▶ [PROBLEM DETAILS]: Write out only the lines running from the one that contains "Extract the structured" to the end of the material, both ends included.

▶ [DATA SHOWN]:

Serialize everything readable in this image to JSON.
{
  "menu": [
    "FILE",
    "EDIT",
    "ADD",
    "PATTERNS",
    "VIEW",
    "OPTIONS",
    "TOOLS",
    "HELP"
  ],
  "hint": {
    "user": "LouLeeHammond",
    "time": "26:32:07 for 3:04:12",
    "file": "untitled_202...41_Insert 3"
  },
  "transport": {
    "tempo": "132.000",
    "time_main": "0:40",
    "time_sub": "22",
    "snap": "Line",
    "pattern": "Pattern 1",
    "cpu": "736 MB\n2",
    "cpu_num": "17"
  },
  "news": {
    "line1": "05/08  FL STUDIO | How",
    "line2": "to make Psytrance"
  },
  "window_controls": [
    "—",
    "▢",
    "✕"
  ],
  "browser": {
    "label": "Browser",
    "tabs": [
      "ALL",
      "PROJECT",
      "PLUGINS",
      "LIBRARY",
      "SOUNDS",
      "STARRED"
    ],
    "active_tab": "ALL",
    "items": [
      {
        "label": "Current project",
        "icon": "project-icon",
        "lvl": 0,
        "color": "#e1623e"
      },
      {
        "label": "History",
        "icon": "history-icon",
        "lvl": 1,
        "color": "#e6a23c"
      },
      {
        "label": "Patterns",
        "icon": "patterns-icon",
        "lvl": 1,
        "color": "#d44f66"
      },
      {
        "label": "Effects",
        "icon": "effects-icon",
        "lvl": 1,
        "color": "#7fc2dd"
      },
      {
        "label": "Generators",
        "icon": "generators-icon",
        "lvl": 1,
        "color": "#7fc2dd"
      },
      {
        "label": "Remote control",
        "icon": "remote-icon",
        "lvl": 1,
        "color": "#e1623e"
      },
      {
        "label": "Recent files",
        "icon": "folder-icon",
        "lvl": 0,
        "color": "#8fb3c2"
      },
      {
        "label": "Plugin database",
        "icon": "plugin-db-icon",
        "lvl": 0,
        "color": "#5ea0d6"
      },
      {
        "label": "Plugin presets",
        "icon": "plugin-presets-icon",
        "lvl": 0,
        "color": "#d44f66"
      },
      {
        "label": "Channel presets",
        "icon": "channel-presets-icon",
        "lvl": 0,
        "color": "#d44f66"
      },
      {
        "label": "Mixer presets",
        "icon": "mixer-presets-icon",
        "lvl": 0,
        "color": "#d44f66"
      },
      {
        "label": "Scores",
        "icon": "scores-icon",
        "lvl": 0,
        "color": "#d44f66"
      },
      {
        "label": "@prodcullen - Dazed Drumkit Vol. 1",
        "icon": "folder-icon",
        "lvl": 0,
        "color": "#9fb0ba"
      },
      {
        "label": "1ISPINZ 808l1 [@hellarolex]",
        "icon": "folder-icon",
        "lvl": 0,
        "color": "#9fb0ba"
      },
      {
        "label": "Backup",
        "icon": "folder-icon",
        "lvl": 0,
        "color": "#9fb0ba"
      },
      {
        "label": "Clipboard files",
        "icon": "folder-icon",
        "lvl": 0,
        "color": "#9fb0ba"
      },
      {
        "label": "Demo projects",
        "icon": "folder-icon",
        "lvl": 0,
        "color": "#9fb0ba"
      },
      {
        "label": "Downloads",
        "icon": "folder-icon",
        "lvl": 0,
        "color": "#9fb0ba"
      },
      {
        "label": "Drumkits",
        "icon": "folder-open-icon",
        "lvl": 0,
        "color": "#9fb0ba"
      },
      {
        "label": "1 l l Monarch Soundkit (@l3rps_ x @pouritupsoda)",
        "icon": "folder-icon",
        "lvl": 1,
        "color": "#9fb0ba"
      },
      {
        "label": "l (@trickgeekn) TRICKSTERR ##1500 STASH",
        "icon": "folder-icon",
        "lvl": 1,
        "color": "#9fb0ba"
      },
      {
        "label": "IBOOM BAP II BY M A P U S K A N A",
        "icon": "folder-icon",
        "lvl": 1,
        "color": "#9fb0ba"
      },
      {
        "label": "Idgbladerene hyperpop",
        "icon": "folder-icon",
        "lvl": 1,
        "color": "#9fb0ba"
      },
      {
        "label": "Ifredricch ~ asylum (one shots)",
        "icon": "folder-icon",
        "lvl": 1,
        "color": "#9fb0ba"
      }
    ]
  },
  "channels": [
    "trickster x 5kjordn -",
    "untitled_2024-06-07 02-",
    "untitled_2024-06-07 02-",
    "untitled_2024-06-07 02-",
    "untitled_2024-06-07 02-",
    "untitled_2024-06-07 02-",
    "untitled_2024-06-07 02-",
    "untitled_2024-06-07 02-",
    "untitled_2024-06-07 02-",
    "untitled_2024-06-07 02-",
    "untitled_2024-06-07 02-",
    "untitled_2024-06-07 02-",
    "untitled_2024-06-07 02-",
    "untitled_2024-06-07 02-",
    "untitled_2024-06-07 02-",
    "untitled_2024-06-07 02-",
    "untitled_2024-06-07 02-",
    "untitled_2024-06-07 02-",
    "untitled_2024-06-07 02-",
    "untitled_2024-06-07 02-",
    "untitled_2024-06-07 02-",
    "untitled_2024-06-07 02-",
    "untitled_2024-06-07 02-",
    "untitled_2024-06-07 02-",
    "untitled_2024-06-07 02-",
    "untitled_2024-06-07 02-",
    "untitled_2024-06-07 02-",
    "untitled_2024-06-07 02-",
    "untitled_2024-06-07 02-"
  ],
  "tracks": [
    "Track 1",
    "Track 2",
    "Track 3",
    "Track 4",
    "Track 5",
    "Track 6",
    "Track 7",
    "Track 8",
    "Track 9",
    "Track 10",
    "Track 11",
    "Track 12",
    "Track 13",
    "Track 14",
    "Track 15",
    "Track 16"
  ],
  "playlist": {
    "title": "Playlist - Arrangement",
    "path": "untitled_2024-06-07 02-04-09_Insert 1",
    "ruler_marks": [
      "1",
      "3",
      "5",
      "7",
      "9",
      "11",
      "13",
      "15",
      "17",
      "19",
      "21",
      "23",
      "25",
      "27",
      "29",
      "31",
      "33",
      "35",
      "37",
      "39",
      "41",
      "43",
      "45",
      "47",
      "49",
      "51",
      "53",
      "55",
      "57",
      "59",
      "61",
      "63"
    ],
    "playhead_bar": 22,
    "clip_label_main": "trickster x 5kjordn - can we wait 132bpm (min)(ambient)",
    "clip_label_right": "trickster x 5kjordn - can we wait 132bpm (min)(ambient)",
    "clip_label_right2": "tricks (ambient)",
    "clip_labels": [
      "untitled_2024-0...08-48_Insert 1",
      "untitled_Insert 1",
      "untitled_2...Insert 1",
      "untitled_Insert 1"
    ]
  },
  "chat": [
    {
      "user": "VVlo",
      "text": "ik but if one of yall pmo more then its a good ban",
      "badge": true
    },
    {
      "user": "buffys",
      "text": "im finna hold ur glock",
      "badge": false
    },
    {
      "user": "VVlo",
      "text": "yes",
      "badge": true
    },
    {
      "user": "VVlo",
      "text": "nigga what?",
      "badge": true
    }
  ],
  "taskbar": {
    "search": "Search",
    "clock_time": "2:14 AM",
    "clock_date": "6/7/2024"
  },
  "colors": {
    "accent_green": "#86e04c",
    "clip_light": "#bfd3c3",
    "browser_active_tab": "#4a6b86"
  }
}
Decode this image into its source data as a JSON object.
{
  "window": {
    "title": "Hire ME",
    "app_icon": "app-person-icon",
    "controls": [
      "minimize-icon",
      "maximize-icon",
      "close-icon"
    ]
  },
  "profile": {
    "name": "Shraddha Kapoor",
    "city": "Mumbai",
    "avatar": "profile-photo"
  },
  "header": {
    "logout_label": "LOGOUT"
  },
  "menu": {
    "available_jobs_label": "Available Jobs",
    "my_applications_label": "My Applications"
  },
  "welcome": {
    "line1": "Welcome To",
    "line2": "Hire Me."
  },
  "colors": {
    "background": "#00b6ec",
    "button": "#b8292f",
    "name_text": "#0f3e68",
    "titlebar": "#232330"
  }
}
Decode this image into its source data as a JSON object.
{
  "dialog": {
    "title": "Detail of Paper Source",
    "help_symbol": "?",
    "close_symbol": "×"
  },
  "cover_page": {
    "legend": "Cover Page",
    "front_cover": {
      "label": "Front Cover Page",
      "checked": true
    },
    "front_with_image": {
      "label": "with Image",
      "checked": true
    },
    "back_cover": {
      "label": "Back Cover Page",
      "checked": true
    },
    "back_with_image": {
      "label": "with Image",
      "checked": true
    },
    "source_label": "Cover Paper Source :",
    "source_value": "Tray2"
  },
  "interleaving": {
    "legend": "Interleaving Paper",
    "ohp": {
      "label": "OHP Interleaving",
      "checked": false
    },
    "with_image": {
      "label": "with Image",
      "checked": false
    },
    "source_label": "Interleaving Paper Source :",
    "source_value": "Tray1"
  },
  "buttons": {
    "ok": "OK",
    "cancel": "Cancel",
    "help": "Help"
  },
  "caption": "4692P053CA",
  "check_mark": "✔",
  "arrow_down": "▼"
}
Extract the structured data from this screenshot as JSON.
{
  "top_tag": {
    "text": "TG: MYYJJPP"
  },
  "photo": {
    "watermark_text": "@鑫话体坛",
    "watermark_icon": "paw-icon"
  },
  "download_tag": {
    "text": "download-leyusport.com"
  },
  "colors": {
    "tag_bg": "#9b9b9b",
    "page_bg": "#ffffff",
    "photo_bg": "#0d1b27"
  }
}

▶ [SOLUTION TO THIS TASK]:
Extract the structured data from this screenshot as JSON.
{
  "top_tag": {
    "text": "TG: MYYJJPP"
  },
  "photo": {
    "watermark_text": "@鑫话体坛",
    "watermark_icon": "paw-icon"
  },
  "download_tag": {
    "text": "download-leyusport.com"
  },
  "colors": {
    "tag_bg": "#9b9b9b",
    "page_bg": "#ffffff",
    "photo_bg": "#0d1b27"
  }
}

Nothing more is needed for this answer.